▸ **Information provided**:
╭──

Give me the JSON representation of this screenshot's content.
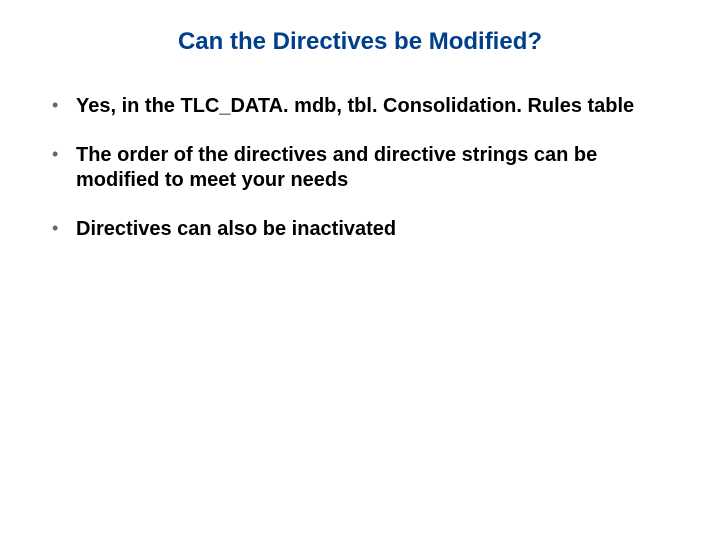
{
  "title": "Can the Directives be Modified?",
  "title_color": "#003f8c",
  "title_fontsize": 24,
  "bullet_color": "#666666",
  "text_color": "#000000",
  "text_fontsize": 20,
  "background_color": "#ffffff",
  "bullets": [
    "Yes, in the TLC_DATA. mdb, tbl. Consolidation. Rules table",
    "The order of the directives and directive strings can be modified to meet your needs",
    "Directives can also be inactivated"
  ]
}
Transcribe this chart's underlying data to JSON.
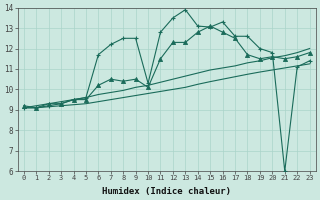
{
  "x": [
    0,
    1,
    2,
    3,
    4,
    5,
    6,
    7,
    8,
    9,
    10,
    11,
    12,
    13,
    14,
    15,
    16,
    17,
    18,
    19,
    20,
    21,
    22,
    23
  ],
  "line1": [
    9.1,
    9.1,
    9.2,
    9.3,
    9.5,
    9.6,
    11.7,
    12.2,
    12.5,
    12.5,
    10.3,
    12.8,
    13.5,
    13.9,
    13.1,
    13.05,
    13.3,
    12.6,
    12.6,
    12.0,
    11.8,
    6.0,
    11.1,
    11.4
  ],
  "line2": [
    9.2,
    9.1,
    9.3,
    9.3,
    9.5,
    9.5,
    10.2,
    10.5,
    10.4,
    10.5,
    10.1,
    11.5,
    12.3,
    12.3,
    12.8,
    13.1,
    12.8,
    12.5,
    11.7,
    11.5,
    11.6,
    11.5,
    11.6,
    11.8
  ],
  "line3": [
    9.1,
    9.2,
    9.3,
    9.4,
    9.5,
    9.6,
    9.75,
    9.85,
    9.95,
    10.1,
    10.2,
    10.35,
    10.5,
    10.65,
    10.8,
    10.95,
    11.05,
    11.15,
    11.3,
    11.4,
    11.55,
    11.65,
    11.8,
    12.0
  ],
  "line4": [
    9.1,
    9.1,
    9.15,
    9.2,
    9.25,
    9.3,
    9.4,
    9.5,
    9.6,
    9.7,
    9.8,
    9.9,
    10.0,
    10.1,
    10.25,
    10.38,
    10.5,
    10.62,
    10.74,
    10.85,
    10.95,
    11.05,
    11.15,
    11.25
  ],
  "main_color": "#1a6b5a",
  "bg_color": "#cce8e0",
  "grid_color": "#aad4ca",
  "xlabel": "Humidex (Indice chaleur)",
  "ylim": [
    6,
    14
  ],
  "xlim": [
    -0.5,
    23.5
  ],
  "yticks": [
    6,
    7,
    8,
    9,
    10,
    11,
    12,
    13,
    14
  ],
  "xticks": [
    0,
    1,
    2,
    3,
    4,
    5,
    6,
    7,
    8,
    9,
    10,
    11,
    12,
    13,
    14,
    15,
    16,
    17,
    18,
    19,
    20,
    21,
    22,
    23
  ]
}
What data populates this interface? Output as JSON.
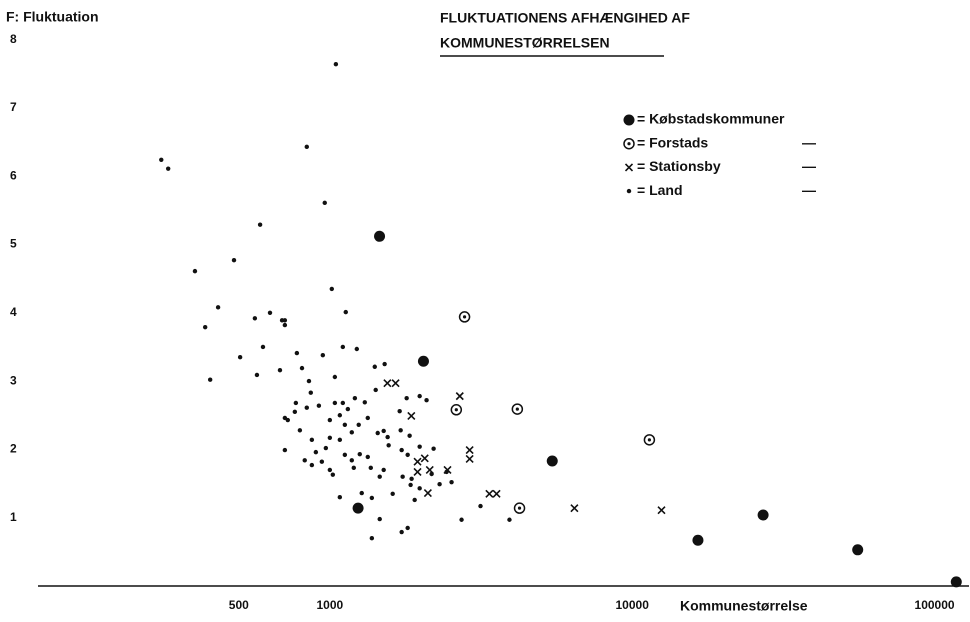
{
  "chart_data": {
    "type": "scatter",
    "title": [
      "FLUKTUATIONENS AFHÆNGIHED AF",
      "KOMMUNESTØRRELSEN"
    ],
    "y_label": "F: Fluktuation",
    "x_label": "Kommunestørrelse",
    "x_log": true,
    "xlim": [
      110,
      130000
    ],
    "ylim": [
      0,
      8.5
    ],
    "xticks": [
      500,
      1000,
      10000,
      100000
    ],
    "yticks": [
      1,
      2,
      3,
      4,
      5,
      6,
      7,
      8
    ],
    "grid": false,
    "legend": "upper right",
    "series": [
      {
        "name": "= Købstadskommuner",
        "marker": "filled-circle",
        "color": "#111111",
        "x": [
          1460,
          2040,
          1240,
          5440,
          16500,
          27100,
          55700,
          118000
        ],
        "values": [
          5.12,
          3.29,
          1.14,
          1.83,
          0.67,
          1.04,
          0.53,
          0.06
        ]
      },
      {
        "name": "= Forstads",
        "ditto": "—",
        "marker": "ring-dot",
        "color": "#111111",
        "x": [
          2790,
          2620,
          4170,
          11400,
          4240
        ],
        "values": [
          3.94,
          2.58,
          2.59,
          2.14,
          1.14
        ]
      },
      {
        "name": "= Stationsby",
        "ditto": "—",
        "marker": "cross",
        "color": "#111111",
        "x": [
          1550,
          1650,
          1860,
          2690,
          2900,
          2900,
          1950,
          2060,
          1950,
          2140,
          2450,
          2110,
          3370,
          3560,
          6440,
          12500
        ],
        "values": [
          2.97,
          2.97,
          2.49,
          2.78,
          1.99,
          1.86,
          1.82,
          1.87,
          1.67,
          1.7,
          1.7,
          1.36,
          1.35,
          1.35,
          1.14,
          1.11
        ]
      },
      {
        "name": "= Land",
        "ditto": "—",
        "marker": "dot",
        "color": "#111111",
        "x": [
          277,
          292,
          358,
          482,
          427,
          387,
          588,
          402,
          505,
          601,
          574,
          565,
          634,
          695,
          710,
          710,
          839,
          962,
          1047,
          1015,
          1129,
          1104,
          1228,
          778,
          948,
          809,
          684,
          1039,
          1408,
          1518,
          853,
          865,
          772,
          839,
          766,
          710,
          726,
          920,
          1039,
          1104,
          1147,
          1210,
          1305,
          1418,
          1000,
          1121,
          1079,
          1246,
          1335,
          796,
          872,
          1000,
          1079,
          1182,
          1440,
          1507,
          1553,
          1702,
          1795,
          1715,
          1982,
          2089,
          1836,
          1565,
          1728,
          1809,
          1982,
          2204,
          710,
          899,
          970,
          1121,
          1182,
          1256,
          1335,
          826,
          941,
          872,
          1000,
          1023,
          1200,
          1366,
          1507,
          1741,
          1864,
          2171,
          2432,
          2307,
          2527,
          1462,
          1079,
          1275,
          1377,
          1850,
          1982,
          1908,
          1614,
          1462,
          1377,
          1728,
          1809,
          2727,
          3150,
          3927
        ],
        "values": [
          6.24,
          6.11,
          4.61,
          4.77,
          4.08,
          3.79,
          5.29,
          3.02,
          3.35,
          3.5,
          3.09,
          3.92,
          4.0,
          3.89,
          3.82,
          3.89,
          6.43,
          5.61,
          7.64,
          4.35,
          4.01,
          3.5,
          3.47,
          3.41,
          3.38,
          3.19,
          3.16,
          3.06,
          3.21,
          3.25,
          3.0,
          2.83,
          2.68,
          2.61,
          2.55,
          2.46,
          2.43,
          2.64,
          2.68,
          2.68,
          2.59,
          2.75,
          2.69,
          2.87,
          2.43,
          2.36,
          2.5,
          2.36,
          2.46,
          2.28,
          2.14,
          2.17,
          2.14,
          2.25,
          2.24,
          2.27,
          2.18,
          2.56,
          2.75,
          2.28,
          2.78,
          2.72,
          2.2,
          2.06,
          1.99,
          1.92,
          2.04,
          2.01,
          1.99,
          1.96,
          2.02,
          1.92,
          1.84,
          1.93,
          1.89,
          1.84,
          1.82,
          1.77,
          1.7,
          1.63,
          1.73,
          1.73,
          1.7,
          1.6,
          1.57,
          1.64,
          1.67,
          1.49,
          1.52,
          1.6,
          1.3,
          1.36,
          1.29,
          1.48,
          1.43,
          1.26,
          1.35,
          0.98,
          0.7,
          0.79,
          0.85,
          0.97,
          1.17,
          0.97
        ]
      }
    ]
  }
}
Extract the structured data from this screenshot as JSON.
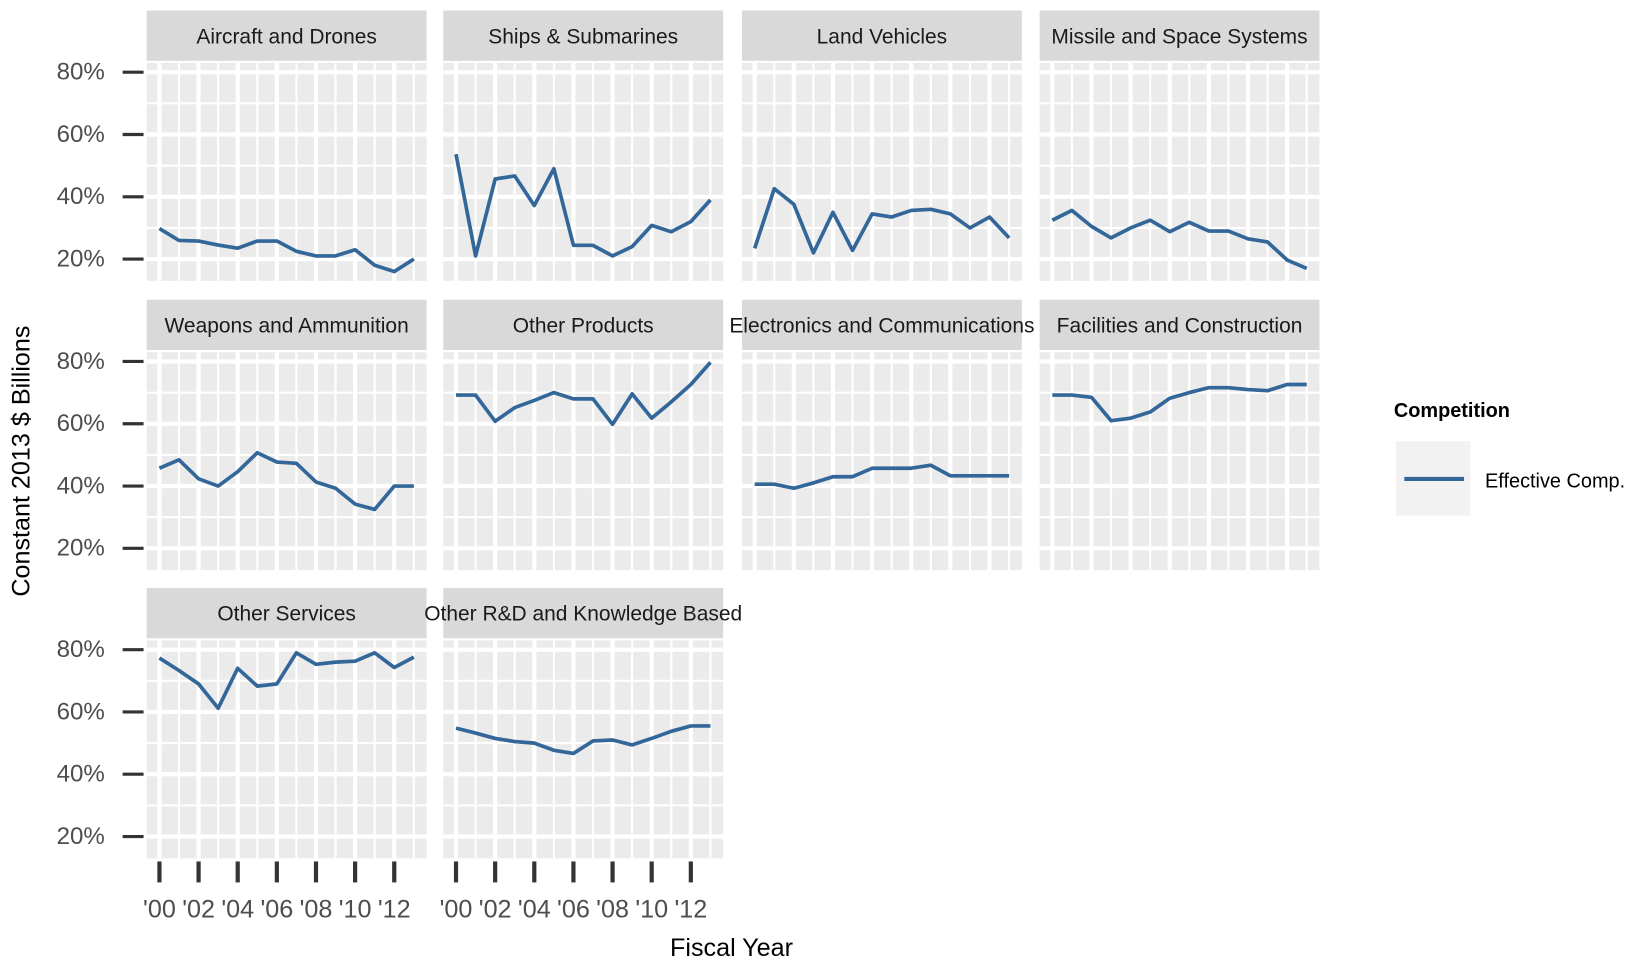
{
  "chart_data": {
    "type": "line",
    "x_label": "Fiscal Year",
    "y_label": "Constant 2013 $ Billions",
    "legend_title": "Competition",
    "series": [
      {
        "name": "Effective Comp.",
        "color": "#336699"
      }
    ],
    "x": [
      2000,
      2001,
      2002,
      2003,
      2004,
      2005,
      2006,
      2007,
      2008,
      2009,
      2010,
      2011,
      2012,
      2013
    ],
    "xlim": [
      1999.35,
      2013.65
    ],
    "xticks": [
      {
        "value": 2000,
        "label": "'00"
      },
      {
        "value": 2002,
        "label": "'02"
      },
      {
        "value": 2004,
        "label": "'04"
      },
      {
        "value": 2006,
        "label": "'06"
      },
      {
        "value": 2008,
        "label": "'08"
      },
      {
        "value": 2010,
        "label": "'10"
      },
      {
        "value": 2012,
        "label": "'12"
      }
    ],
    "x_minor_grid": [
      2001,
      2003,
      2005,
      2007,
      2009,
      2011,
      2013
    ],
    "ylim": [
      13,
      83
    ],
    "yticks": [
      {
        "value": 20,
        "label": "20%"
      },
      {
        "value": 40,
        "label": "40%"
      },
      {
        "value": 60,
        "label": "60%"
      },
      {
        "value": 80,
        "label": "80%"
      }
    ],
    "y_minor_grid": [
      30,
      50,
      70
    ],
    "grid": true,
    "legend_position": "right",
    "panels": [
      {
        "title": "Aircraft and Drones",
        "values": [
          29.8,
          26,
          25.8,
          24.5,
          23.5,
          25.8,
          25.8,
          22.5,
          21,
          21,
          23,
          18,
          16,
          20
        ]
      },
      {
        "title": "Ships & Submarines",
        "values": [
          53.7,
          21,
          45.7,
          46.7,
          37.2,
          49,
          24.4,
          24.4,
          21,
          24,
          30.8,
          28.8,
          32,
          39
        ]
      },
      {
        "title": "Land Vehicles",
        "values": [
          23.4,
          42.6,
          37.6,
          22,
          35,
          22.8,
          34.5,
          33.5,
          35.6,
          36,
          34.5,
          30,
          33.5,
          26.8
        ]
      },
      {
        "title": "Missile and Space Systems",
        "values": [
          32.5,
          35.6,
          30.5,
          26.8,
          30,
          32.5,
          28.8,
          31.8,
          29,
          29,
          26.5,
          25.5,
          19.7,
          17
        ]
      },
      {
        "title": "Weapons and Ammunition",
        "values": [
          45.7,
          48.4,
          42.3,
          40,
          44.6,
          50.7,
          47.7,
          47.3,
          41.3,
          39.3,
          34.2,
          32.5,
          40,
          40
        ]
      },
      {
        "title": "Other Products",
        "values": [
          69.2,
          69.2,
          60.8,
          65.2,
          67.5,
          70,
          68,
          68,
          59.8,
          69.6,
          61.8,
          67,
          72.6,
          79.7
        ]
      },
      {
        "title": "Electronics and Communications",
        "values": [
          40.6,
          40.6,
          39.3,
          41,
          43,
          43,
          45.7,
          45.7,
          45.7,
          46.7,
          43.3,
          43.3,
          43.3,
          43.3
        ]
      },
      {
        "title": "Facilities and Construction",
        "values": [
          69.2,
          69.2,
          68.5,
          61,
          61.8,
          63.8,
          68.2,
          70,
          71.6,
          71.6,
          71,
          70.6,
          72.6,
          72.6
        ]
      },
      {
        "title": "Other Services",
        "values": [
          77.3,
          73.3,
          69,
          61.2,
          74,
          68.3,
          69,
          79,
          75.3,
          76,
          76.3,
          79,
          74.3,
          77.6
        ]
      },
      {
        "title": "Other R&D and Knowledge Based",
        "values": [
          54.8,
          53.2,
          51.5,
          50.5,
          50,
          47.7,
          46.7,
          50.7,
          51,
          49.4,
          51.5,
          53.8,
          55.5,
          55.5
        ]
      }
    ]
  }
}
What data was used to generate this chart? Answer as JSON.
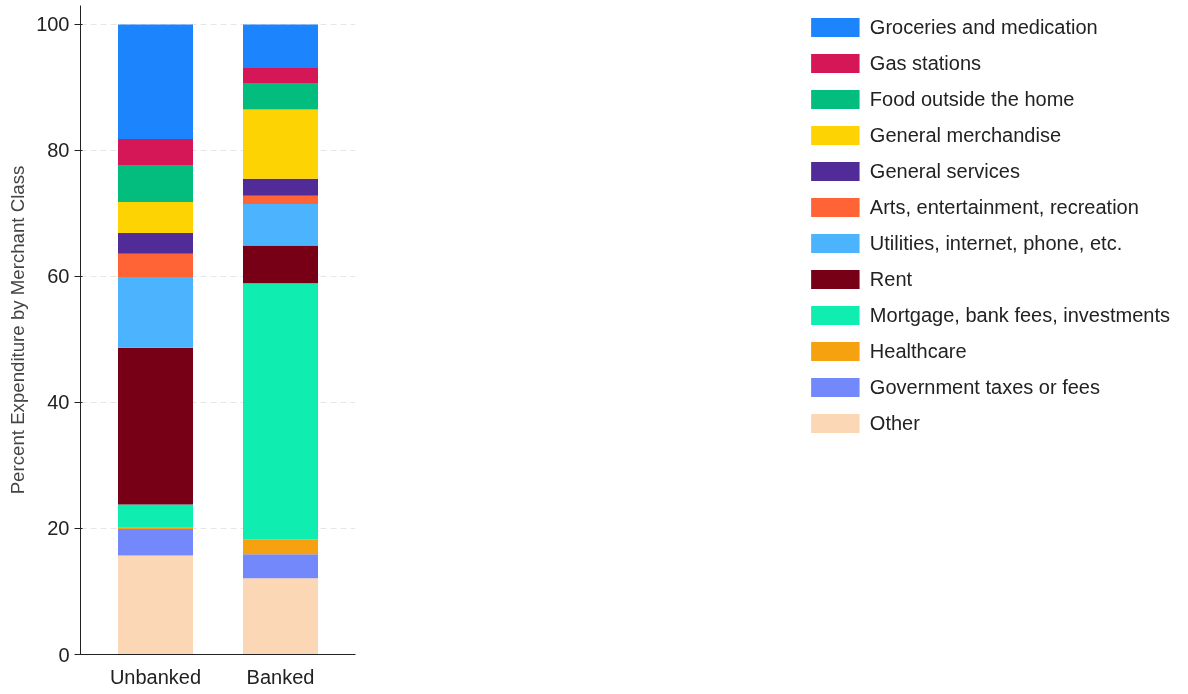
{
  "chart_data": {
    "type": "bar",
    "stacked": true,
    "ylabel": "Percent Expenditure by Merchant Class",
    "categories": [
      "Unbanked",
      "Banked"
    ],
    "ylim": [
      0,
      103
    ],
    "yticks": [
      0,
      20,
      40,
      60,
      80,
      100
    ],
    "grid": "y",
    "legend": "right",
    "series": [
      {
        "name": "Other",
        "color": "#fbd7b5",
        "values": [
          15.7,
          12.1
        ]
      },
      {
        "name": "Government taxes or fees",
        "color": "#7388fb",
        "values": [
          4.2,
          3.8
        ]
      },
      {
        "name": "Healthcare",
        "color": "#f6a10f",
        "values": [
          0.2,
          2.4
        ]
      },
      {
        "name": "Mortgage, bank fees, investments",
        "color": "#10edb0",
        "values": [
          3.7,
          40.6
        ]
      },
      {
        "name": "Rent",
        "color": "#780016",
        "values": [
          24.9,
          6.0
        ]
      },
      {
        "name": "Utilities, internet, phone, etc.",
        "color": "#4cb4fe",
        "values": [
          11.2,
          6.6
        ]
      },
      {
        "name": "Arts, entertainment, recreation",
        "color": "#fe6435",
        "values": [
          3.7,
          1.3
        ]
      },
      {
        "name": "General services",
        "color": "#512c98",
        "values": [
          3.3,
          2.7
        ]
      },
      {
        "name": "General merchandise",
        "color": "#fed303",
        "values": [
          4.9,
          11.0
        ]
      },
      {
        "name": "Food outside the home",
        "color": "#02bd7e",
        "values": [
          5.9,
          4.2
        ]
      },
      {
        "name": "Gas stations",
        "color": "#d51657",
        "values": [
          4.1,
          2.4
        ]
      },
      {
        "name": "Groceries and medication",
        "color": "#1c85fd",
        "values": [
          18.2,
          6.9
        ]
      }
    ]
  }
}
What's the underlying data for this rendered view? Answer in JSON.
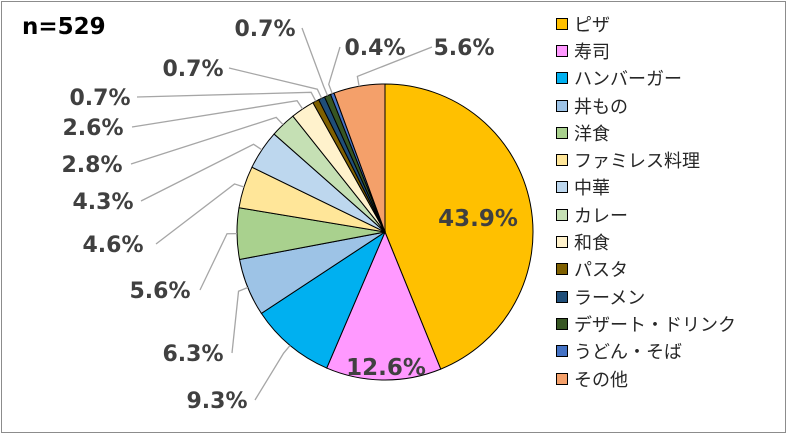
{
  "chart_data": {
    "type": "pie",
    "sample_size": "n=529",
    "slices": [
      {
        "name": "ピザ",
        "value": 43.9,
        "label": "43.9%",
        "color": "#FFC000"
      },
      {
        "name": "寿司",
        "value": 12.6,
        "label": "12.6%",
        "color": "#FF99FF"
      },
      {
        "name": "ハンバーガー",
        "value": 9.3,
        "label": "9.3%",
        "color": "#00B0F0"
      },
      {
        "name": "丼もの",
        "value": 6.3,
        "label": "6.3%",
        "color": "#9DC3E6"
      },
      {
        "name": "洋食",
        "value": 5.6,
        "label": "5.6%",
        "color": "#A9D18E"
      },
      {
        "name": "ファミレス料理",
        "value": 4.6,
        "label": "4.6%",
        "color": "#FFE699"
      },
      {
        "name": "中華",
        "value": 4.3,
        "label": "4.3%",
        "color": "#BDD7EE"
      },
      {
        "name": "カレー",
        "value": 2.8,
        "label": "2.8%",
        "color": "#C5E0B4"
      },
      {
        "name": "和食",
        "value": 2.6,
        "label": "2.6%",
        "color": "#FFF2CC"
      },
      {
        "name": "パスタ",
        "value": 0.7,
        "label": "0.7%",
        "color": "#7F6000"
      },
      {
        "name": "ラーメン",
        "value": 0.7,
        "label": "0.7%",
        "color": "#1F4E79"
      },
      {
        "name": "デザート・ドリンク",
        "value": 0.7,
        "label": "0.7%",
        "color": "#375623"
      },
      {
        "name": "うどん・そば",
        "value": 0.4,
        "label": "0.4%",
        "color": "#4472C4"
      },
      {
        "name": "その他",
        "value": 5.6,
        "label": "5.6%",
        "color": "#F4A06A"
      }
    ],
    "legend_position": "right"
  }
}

╰──

▸ **What you should do**: From the records above, copy every line that holds the word "screenshot".

▸ **Solution below**:
Give me the JSON representation of this screenshot's content.
Extract the structured data from this screenshot as JSON.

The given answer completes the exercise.